Exercise goal:
Using the data below, count the lines where "high" appears, and answer with the number alone.

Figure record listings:
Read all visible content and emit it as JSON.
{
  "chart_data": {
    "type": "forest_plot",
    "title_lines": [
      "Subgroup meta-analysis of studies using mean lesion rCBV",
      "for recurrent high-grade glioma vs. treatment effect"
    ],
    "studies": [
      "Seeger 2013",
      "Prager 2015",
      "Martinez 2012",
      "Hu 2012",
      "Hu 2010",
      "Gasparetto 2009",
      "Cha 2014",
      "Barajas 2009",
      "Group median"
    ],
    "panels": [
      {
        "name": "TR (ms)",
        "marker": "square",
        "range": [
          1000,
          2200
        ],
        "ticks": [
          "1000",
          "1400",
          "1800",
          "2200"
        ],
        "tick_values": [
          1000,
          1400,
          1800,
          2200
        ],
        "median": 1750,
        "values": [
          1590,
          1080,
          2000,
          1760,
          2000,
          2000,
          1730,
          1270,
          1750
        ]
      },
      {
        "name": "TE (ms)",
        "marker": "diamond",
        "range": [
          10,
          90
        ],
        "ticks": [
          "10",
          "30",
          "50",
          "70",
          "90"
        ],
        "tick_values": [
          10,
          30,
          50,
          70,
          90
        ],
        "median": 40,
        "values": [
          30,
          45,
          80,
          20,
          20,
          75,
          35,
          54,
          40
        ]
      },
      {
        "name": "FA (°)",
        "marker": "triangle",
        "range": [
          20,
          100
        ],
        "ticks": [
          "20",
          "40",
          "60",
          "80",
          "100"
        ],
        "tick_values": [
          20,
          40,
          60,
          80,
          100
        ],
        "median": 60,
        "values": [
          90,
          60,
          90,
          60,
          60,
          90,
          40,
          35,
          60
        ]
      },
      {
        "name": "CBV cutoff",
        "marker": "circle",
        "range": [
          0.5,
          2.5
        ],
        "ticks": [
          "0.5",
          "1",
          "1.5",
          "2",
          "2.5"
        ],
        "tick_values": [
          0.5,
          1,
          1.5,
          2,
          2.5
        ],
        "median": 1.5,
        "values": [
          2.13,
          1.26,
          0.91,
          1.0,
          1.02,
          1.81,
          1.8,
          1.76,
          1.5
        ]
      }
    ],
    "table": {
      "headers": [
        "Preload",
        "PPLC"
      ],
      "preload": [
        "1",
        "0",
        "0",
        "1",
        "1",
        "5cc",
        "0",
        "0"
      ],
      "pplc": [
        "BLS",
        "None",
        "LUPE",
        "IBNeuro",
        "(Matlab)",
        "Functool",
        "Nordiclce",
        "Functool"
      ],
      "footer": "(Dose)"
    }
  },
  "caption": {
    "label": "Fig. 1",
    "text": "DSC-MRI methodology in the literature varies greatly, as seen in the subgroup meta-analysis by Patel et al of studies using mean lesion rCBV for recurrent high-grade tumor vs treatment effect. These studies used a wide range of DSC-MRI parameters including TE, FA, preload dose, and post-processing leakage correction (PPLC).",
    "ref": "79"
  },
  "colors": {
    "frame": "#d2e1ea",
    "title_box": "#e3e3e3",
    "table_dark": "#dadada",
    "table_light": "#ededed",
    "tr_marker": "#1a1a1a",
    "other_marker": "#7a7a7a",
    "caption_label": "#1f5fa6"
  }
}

Result below:
2